__Objective__:
Return each line of the data below exactly, omitting any pictures.

__Records that describe figures__:
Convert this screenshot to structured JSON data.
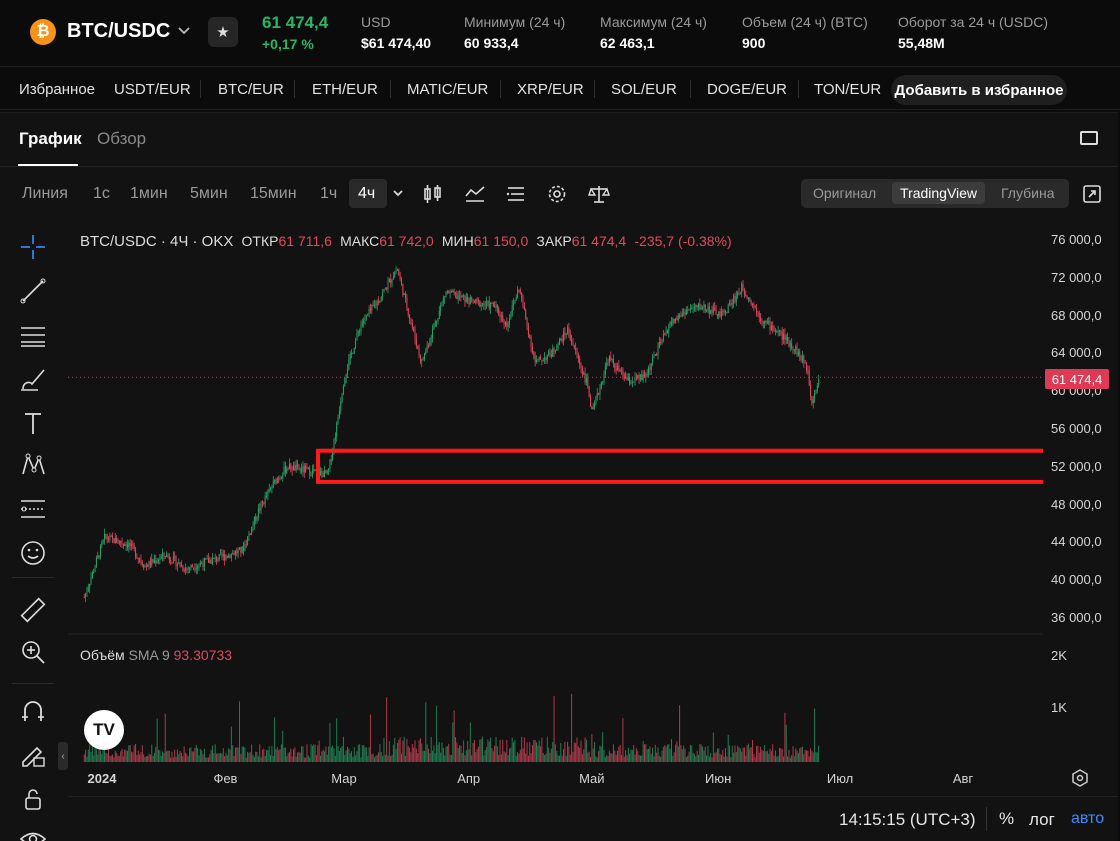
{
  "ticker": {
    "logo_symbol": "₿",
    "pair": "BTC/USDC",
    "last_price": "61 474,4",
    "change": "+0,17 %",
    "stats": [
      {
        "label": "USD",
        "value": "$61 474,40"
      },
      {
        "label": "Минимум (24 ч)",
        "value": "60 933,4"
      },
      {
        "label": "Максимум (24 ч)",
        "value": "62 463,1"
      },
      {
        "label": "Объем (24 ч) (BTC)",
        "value": "900"
      },
      {
        "label": "Оборот за 24 ч (USDC)",
        "value": "55,48M"
      }
    ]
  },
  "favorites": {
    "title": "Избранное",
    "items": [
      "USDT/EUR",
      "BTC/EUR",
      "ETH/EUR",
      "MATIC/EUR",
      "XRP/EUR",
      "SOL/EUR",
      "DOGE/EUR",
      "TON/EUR"
    ],
    "add_label": "Добавить в избранное"
  },
  "tabs": {
    "chart": "График",
    "overview": "Обзор"
  },
  "timeframes": [
    "Линия",
    "1с",
    "1мин",
    "5мин",
    "15мин",
    "1ч",
    "4ч"
  ],
  "active_timeframe": "4ч",
  "view_modes": {
    "original": "Оригинал",
    "tradingview": "TradingView",
    "depth": "Глубина",
    "active": "TradingView"
  },
  "legend": {
    "symbol": "BTC/USDC · 4Ч · OKX",
    "open_label": "ОТКР",
    "open": "61 711,6",
    "high_label": "МАКС",
    "high": "61 742,0",
    "low_label": "МИН",
    "low": "61 150,0",
    "close_label": "ЗАКР",
    "close": "61 474,4",
    "change": "-235,7 (-0.38%)"
  },
  "volume_legend": {
    "label": "Объём",
    "indicator": "SMA 9",
    "value": "93.30733"
  },
  "current_price_tag": "61 474,4",
  "time_readout": "14:15:15 (UTC+3)",
  "scale_buttons": {
    "percent": "%",
    "log": "лог",
    "auto": "авто"
  },
  "tv_logo": "TV",
  "chart_data": {
    "type": "candlestick",
    "y_axis": {
      "ticks": [
        "76 000,0",
        "72 000,0",
        "68 000,0",
        "64 000,0",
        "60 000,0",
        "56 000,0",
        "52 000,0",
        "48 000,0",
        "44 000,0",
        "40 000,0",
        "36 000,0"
      ],
      "min": 36000,
      "max": 76000
    },
    "volume_axis": {
      "ticks": [
        "2K",
        "1K"
      ]
    },
    "x_axis": {
      "ticks": [
        "2024",
        "Фев",
        "Мар",
        "Апр",
        "Май",
        "Июн",
        "Июл",
        "Авг"
      ]
    },
    "current_price": 61474.4,
    "highlight_zone": {
      "from": 50400,
      "to": 53700,
      "color": "#ff1a1a"
    },
    "colors": {
      "up": "#26a269",
      "down": "#e0495f"
    },
    "price_path": [
      {
        "date": "2023-12-28",
        "price": 38200
      },
      {
        "date": "2024-01-02",
        "price": 44500
      },
      {
        "date": "2024-01-08",
        "price": 43800
      },
      {
        "date": "2024-01-12",
        "price": 41500
      },
      {
        "date": "2024-01-17",
        "price": 42700
      },
      {
        "date": "2024-01-22",
        "price": 41200
      },
      {
        "date": "2024-01-26",
        "price": 41800
      },
      {
        "date": "2024-02-01",
        "price": 42600
      },
      {
        "date": "2024-02-05",
        "price": 43200
      },
      {
        "date": "2024-02-09",
        "price": 47500
      },
      {
        "date": "2024-02-13",
        "price": 50500
      },
      {
        "date": "2024-02-16",
        "price": 52000
      },
      {
        "date": "2024-02-22",
        "price": 51500
      },
      {
        "date": "2024-02-26",
        "price": 51200
      },
      {
        "date": "2024-02-28",
        "price": 56000
      },
      {
        "date": "2024-03-01",
        "price": 61500
      },
      {
        "date": "2024-03-05",
        "price": 67000
      },
      {
        "date": "2024-03-10",
        "price": 70000
      },
      {
        "date": "2024-03-14",
        "price": 73000
      },
      {
        "date": "2024-03-20",
        "price": 63000
      },
      {
        "date": "2024-03-26",
        "price": 70500
      },
      {
        "date": "2024-04-01",
        "price": 69500
      },
      {
        "date": "2024-04-07",
        "price": 69000
      },
      {
        "date": "2024-04-10",
        "price": 67000
      },
      {
        "date": "2024-04-13",
        "price": 71000
      },
      {
        "date": "2024-04-17",
        "price": 63000
      },
      {
        "date": "2024-04-21",
        "price": 64000
      },
      {
        "date": "2024-04-25",
        "price": 66500
      },
      {
        "date": "2024-04-30",
        "price": 60500
      },
      {
        "date": "2024-05-01",
        "price": 57500
      },
      {
        "date": "2024-05-05",
        "price": 63500
      },
      {
        "date": "2024-05-10",
        "price": 61000
      },
      {
        "date": "2024-05-14",
        "price": 61500
      },
      {
        "date": "2024-05-20",
        "price": 67000
      },
      {
        "date": "2024-05-24",
        "price": 68500
      },
      {
        "date": "2024-05-28",
        "price": 69000
      },
      {
        "date": "2024-06-02",
        "price": 68000
      },
      {
        "date": "2024-06-07",
        "price": 71000
      },
      {
        "date": "2024-06-12",
        "price": 67500
      },
      {
        "date": "2024-06-16",
        "price": 66200
      },
      {
        "date": "2024-06-20",
        "price": 64500
      },
      {
        "date": "2024-06-23",
        "price": 62500
      },
      {
        "date": "2024-06-24",
        "price": 59000
      },
      {
        "date": "2024-06-26",
        "price": 61474
      }
    ]
  }
}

__Answer__:
Convert this screenshot to structured JSON data.
{
  "ticker": {
    "logo_symbol": "₿",
    "pair": "BTC/USDC",
    "last_price": "61 474,4",
    "change": "+0,17 %",
    "stats": [
      {
        "label": "USD",
        "value": "$61 474,40"
      },
      {
        "label": "Минимум (24 ч)",
        "value": "60 933,4"
      },
      {
        "label": "Максимум (24 ч)",
        "value": "62 463,1"
      },
      {
        "label": "Объем (24 ч) (BTC)",
        "value": "900"
      },
      {
        "label": "Оборот за 24 ч (USDC)",
        "value": "55,48M"
      }
    ]
  },
  "favorites": {
    "title": "Избранное",
    "items": [
      "USDT/EUR",
      "BTC/EUR",
      "ETH/EUR",
      "MATIC/EUR",
      "XRP/EUR",
      "SOL/EUR",
      "DOGE/EUR",
      "TON/EUR"
    ],
    "add_label": "Добавить в избранное"
  },
  "tabs": {
    "chart": "График",
    "overview": "Обзор"
  },
  "timeframes": [
    "Линия",
    "1с",
    "1мин",
    "5мин",
    "15мин",
    "1ч",
    "4ч"
  ],
  "active_timeframe": "4ч",
  "view_modes": {
    "original": "Оригинал",
    "tradingview": "TradingView",
    "depth": "Глубина",
    "active": "TradingView"
  },
  "legend": {
    "symbol": "BTC/USDC · 4Ч · OKX",
    "open_label": "ОТКР",
    "open": "61 711,6",
    "high_label": "МАКС",
    "high": "61 742,0",
    "low_label": "МИН",
    "low": "61 150,0",
    "close_label": "ЗАКР",
    "close": "61 474,4",
    "change": "-235,7 (-0.38%)"
  },
  "volume_legend": {
    "label": "Объём",
    "indicator": "SMA 9",
    "value": "93.30733"
  },
  "current_price_tag": "61 474,4",
  "time_readout": "14:15:15 (UTC+3)",
  "scale_buttons": {
    "percent": "%",
    "log": "лог",
    "auto": "авто"
  },
  "tv_logo": "TV",
  "chart_data": {
    "type": "candlestick",
    "y_axis": {
      "ticks": [
        "76 000,0",
        "72 000,0",
        "68 000,0",
        "64 000,0",
        "60 000,0",
        "56 000,0",
        "52 000,0",
        "48 000,0",
        "44 000,0",
        "40 000,0",
        "36 000,0"
      ],
      "min": 36000,
      "max": 76000
    },
    "volume_axis": {
      "ticks": [
        "2K",
        "1K"
      ]
    },
    "x_axis": {
      "ticks": [
        "2024",
        "Фев",
        "Мар",
        "Апр",
        "Май",
        "Июн",
        "Июл",
        "Авг"
      ]
    },
    "current_price": 61474.4,
    "highlight_zone": {
      "from": 50400,
      "to": 53700,
      "color": "#ff1a1a"
    },
    "colors": {
      "up": "#26a269",
      "down": "#e0495f"
    },
    "price_path": [
      {
        "date": "2023-12-28",
        "price": 38200
      },
      {
        "date": "2024-01-02",
        "price": 44500
      },
      {
        "date": "2024-01-08",
        "price": 43800
      },
      {
        "date": "2024-01-12",
        "price": 41500
      },
      {
        "date": "2024-01-17",
        "price": 42700
      },
      {
        "date": "2024-01-22",
        "price": 41200
      },
      {
        "date": "2024-01-26",
        "price": 41800
      },
      {
        "date": "2024-02-01",
        "price": 42600
      },
      {
        "date": "2024-02-05",
        "price": 43200
      },
      {
        "date": "2024-02-09",
        "price": 47500
      },
      {
        "date": "2024-02-13",
        "price": 50500
      },
      {
        "date": "2024-02-16",
        "price": 52000
      },
      {
        "date": "2024-02-22",
        "price": 51500
      },
      {
        "date": "2024-02-26",
        "price": 51200
      },
      {
        "date": "2024-02-28",
        "price": 56000
      },
      {
        "date": "2024-03-01",
        "price": 61500
      },
      {
        "date": "2024-03-05",
        "price": 67000
      },
      {
        "date": "2024-03-10",
        "price": 70000
      },
      {
        "date": "2024-03-14",
        "price": 73000
      },
      {
        "date": "2024-03-20",
        "price": 63000
      },
      {
        "date": "2024-03-26",
        "price": 70500
      },
      {
        "date": "2024-04-01",
        "price": 69500
      },
      {
        "date": "2024-04-07",
        "price": 69000
      },
      {
        "date": "2024-04-10",
        "price": 67000
      },
      {
        "date": "2024-04-13",
        "price": 71000
      },
      {
        "date": "2024-04-17",
        "price": 63000
      },
      {
        "date": "2024-04-21",
        "price": 64000
      },
      {
        "date": "2024-04-25",
        "price": 66500
      },
      {
        "date": "2024-04-30",
        "price": 60500
      },
      {
        "date": "2024-05-01",
        "price": 57500
      },
      {
        "date": "2024-05-05",
        "price": 63500
      },
      {
        "date": "2024-05-10",
        "price": 61000
      },
      {
        "date": "2024-05-14",
        "price": 61500
      },
      {
        "date": "2024-05-20",
        "price": 67000
      },
      {
        "date": "2024-05-24",
        "price": 68500
      },
      {
        "date": "2024-05-28",
        "price": 69000
      },
      {
        "date": "2024-06-02",
        "price": 68000
      },
      {
        "date": "2024-06-07",
        "price": 71000
      },
      {
        "date": "2024-06-12",
        "price": 67500
      },
      {
        "date": "2024-06-16",
        "price": 66200
      },
      {
        "date": "2024-06-20",
        "price": 64500
      },
      {
        "date": "2024-06-23",
        "price": 62500
      },
      {
        "date": "2024-06-24",
        "price": 59000
      },
      {
        "date": "2024-06-26",
        "price": 61474
      }
    ]
  }
}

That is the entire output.